_EXERCISE SET_:
1. According to the Buckingham F.C. article, what was Buckingham Athletic's ground originally called?
2. Name every league that the Buckingham F.C. article mentions.
3. Translate this sentence from the Buckingham F.C. article into Spanish: "In 1939 the club adopted its current name."

_PROVIDED PASSAGE_:
────────

Buckingham
- Full name: Buckingham Football Club
- Founded: 2023
- Ground: Stratford Fields, Buckingham
- Chairman: Adam Bray
- Manager: Joe Simpson
- League: Spartan South Midlands League Division One
- 2025–26: Spartan South Midlands League Division One, 10th of 21
- Website: https://www.buckinghamfc.co.uk
| Home colours | Away colours |

= Buckingham F.C. =

Association football club in England

Buckingham Football Club is a football club based in Buckingham, Buckinghamshire, England. Formed by a merger of Buckingham Athletic and Buckingham United in 2023, they are currently members of the and play at Stratford Fields.

==History==
===Buckingham Athletic===

Buckingham Athletic crest

Buckingham Athletic were formed in 1933 as Buckingham Juniors, but it was three years before a ground was found, allowing the club to enter the Brackley and District League. When they got their ground it was originally called Timm's Meadow, before later becoming Stratford Fields. In 1939 the club adopted its current name. In 1960–61 they won their first trophy, the North Bucks League Shield.

In 1965 Buckingham moved up to Division One of the Hellenic League. In their first season in the league they won the Bucks Junior Cup. After finishing as runners-up in 1968–69, the club were promoted to the Premier Division. They won the Buckingham Senior Charity Cup in 1969–70, but were relegated back to Division One after finishing bottom of the Premier Division in 1971–72. They remained in Division One until dropped back into the North Bucks League in 1979. The club won the Premier Division Shield in 1983–84, and went on to win the league title the following season, not losing a match. They subsequently moved up to Division One of the South Midlands League, which they won at the first attempt. However, they were denied promotion as Stratford Fields was not up to the required grading. They finished as runners-up in 1988–89, and although they were denied promotion again, they were able to move up to the Premier Division in 1991 after winning Division One for a second time.

────────

_Element region listings_:
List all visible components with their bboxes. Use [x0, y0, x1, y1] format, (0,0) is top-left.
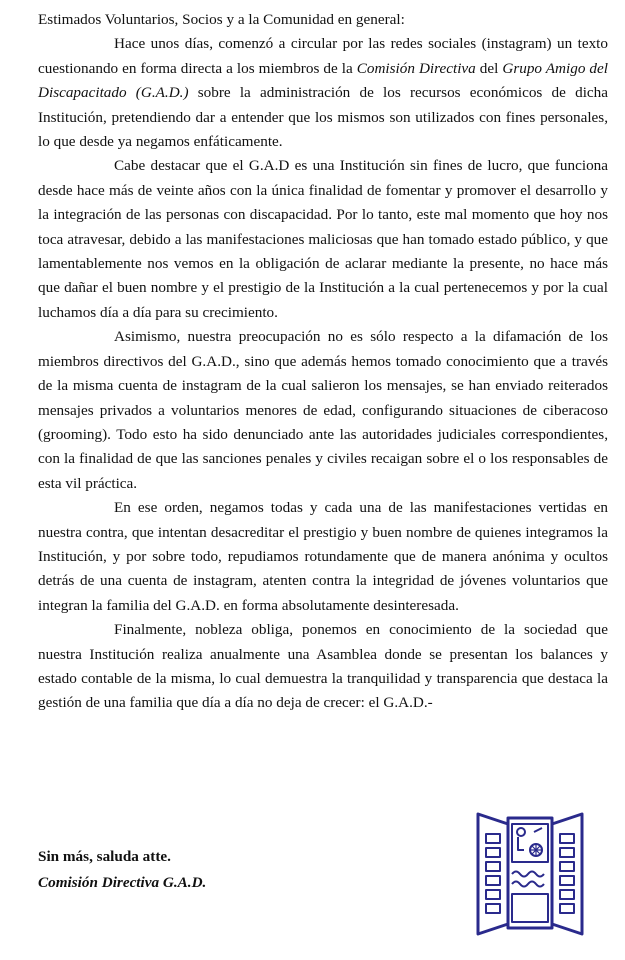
- paragraph-3: Asimismo, nuestra preocupación no es sólo respecto a la difamación de los miembros directivos del G.A.D., sino que además hemos tomado conocimiento que a través de la misma cuenta de instagram de la cual salieron los mensajes, se han enviado reiterados mensajes privados a voluntarios menores de edad, configurando situaciones de ciberacoso (grooming). Todo esto ha sido denunciado ante las autoridades judiciales correspondientes, con la finalidad de que las sanciones penales y civiles recaigan sobre el o los responsables de esta vil práctica.: [38, 328, 608, 492]
- paragraph-1-start: Hace unos días, comenzó a circular por las redes sociales (instagram) un texto cuestionando en forma directa a los miembros de la: [38, 35, 608, 77]
- greeting: Estimados Voluntarios, Socios y a la Comunidad en general:: [38, 11, 405, 28]
- paragraph-1: [38, 32, 608, 154]
- commission-name: Comisión Directiva: [356, 59, 476, 77]
- paragraph-4: En ese orden, negamos todas y cada una de las manifestaciones vertidas en nuestra contra, que intentan desacreditar el prestigio y buen nombre de quienes integramos la Institución, y por sobre todo, repudiamos rotundamente que de manera anónima y ocultos detrás de una cuenta de instagram, atenten contra la integridad de jóvenes voluntarios que integran la familia del G.A.D. en forma absolutamente desinteresada.: [38, 499, 608, 614]
- signature-line: Comisión Directiva G.A.D.: [38, 874, 207, 891]
- paragraph-1-mid: del: [475, 59, 503, 77]
- institution-name: Grupo Amigo del Discapacitado (G.A.D.): [38, 59, 608, 102]
- paragraph-5: Finalmente, nobleza obliga, ponemos en conocimiento de la sociedad que nuestra Institución realiza anualmente una Asamblea donde se presentan los balances y estado contable de la misma, lo cual demuestra la tranquilidad y transparencia que destaca la gestión de una familia que día a día no deja de crecer: el G.A.D.-: [38, 621, 608, 712]
- paragraph-2: Cabe destacar que el G.A.D es una Institución sin fines de lucro, que funciona desde hace más de veinte años con la única finalidad de fomentar y promover el desarrollo y la integración de las personas con discapacidad. Por lo tanto, este mal momento que hoy nos toca atravesar, debido a las manifestaciones maliciosas que han tomado estado público, y que lamentablemente nos vemos en la obligación de aclarar mediante la presente, no hace más que dañar el buen nombre y el prestigio de la Institución a la cual pertenecemos y por la cual luchamos día a día para su crecimiento.: [38, 157, 608, 321]
- letter-body: [38, 8, 608, 716]
- gad-door-logo-icon: [474, 804, 586, 940]
- closing-line: Sin más, saluda atte.: [38, 848, 171, 865]
- paragraph-1-end: sobre la administración de los recursos económicos de dicha Institución, pretendiendo dar a entender que los mismos son utilizados con fines personales, lo que desde ya negamos enfáticamente.: [38, 84, 608, 151]
- closing-block: [38, 844, 206, 896]
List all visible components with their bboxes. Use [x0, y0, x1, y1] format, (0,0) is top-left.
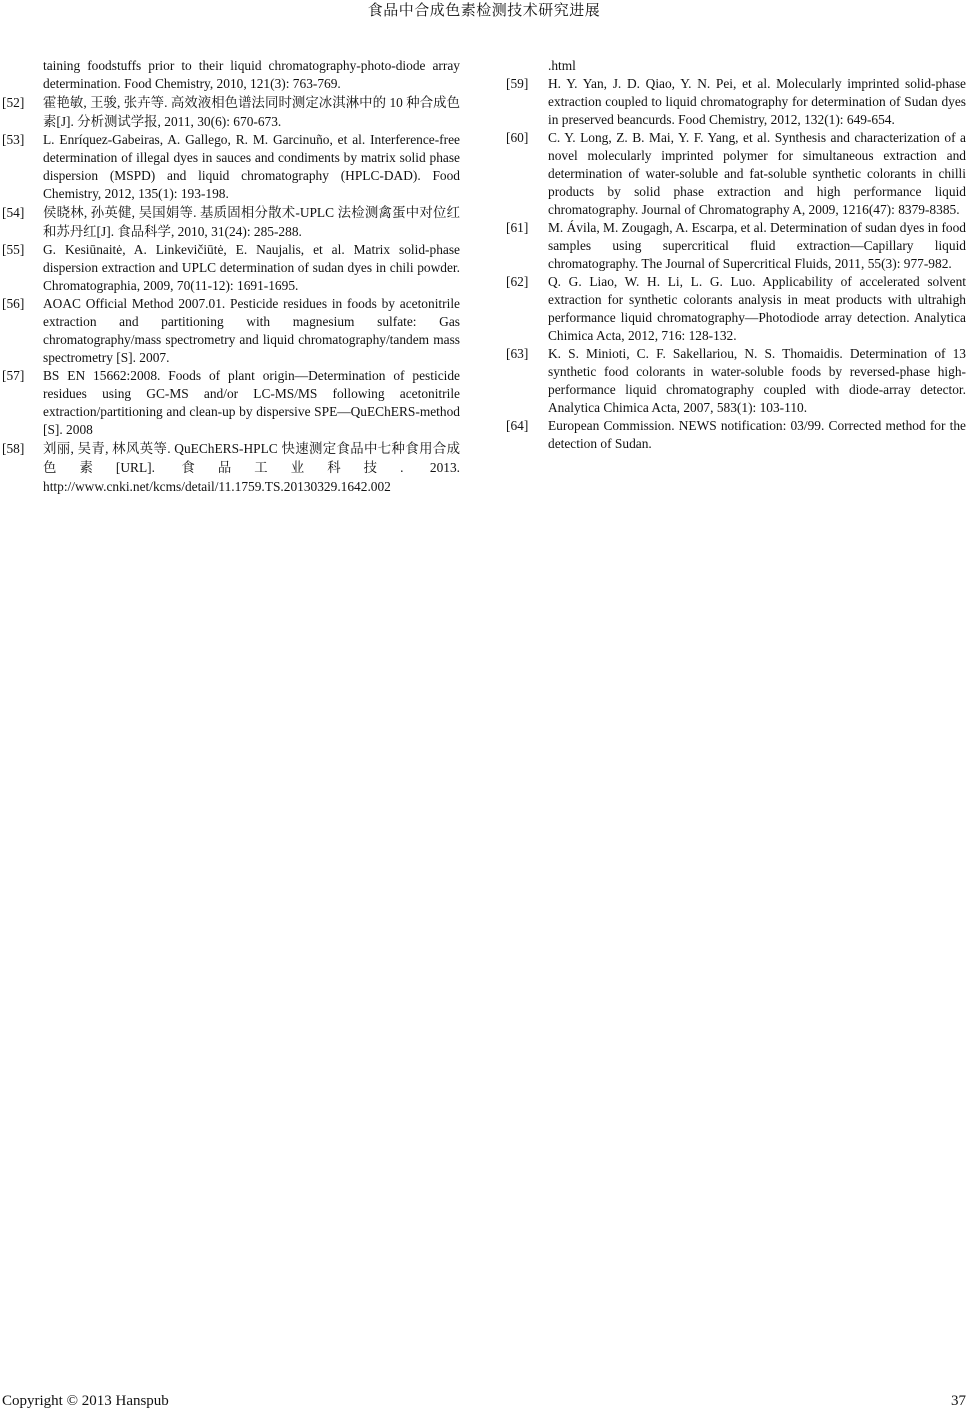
- reference-number: [59]: [506, 76, 529, 91]
- reference-number: [63]: [506, 346, 529, 361]
- reference-number: [56]: [2, 296, 25, 311]
- reference-number: [53]: [2, 132, 25, 147]
- reference-entry: [0, 241, 460, 295]
- reference-entry: [506, 129, 966, 219]
- reference-entry: [0, 367, 460, 439]
- reference-text: .html: [548, 58, 576, 73]
- reference-text: European Commission. NEWS notification: 03/99. Corrected method for the detection of Sudan.: [548, 418, 966, 451]
- reference-number: [52]: [2, 95, 25, 110]
- reference-number: [57]: [2, 368, 25, 383]
- reference-entry: [506, 417, 966, 453]
- reference-entry: [506, 219, 966, 273]
- reference-entry: [0, 57, 460, 93]
- reference-text: taining foodstuffs prior to their liquid chromatography-photo-diode array determination. Food Chemistry, 2010, 121(3): 763-769.: [43, 58, 460, 91]
- reference-text: K. S. Minioti, C. F. Sakellariou, N. S. Thomaidis. Determination of 13 synthetic food colorants in water-soluble foods by reversed-phase high-performance liquid chromatography coupled with diode-array detector. Analytica Chimica Acta, 2007, 583(1): 103-110.: [548, 346, 966, 415]
- reference-number: [61]: [506, 220, 529, 235]
- reference-column-left: [0, 57, 460, 496]
- reference-number: [62]: [506, 274, 529, 289]
- reference-text: M. Ávila, M. Zougagh, A. Escarpa, et al. Determination of sudan dyes in food samples using supercritical fluid extraction—Capillary liquid chromatography. The Journal of Supercritical Fluids, 2011, 55(3): 977-982.: [548, 220, 966, 271]
- page-number: 37: [951, 1393, 966, 1409]
- reference-entry: [506, 345, 966, 417]
- reference-number: [64]: [506, 418, 529, 433]
- running-header: 食品中合成色素检测技术研究进展: [367, 3, 601, 19]
- reference-text: C. Y. Long, Z. B. Mai, Y. F. Yang, et al. Synthesis and characterization of a novel molecularly imprinted polymer for simultaneous extraction and determination of water-soluble and fat-soluble synthetic colorants in chilli products by solid phase extraction and high performance liquid chromatography. Journal of Chromatography A, 2009, 1216(47): 8379-8385.: [548, 130, 966, 217]
- reference-text: H. Y. Yan, J. D. Qiao, Y. N. Pei, et al. Molecularly imprinted solid-phase extraction coupled to liquid chromatography for determination of Sudan dyes in preserved beancurds. Food Chemistry, 2012, 132(1): 649-654.: [548, 76, 966, 127]
- reference-text: BS EN 15662:2008. Foods of plant origin—Determination of pesticide residues using GC-MS and/or LC-MS/MS following acetonitrile extraction/partitioning and clean-up by dispersive SPE—QuEChERS-method [S]. 2008: [43, 368, 460, 437]
- reference-entry: [506, 75, 966, 129]
- reference-entry: [0, 93, 460, 131]
- reference-text: 刘丽, 吴青, 林风英等. QuEChERS-HPLC 快速测定食品中七种食用合成色素[URL]. 食品工业科技. 2013. http://www.cnki.net/kcms/detail/11.1759.TS.20130329.1642.002: [43, 441, 460, 494]
- reference-number: [60]: [506, 130, 529, 145]
- reference-column-right: [506, 57, 966, 453]
- reference-text: AOAC Official Method 2007.01. Pesticide residues in foods by acetonitrile extraction and partitioning with magnesium sulfate: Gas chromatography/mass spectrometry and liquid chromatography/tandem mass spectrometry [S]. 2007.: [43, 296, 460, 365]
- reference-number: [58]: [2, 441, 25, 456]
- reference-text: 霍艳敏, 王骏, 张卉等. 高效液相色谱法同时测定冰淇淋中的 10 种合成色素[J]. 分析测试学报, 2011, 30(6): 670-673.: [43, 95, 460, 129]
- reference-entry: [0, 295, 460, 367]
- reference-number: [55]: [2, 242, 25, 257]
- reference-number: [54]: [2, 205, 25, 220]
- reference-text: 侯晓林, 孙英健, 吴国娟等. 基质固相分散术-UPLC 法检测禽蛋中对位红和苏丹红[J]. 食品科学, 2010, 31(24): 285-288.: [43, 205, 460, 239]
- reference-text: L. Enríquez-Gabeiras, A. Gallego, R. M. Garcinuño, et al. Interference-free determination of illegal dyes in sauces and condiments by matrix solid phase dispersion (MSPD) and liquid chromatography (HPLC-DAD). Food Chemistry, 2012, 135(1): 193-198.: [43, 132, 460, 201]
- reference-text: G. Kesiūnaitė, A. Linkevičiūtė, E. Naujalis, et al. Matrix solid-phase dispersion extraction and UPLC determination of sudan dyes in chili powder. Chromatographia, 2009, 70(11-12): 1691-1695.: [43, 242, 460, 293]
- reference-entry: [0, 203, 460, 241]
- reference-entry: [506, 273, 966, 345]
- reference-entry: [0, 439, 460, 496]
- reference-entry: [0, 131, 460, 203]
- reference-entry: [506, 57, 966, 75]
- copyright-footer: Copyright © 2013 Hanspub: [2, 1393, 169, 1409]
- reference-text: Q. G. Liao, W. H. Li, L. G. Luo. Applicability of accelerated solvent extraction for synthetic colorants analysis in meat products with ultrahigh performance liquid chromatography—Photodiode array detection. Analytica Chimica Acta, 2012, 716: 128-132.: [548, 274, 966, 343]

────────

_RESPONSE LIST_:
1. Timm's Meadow

2.
- Spartan South Midlands League
- Brackley and District League
- North Bucks League
- Hellenic League
- South Midlands League

3. En 1939 el club adoptó su nombre actual.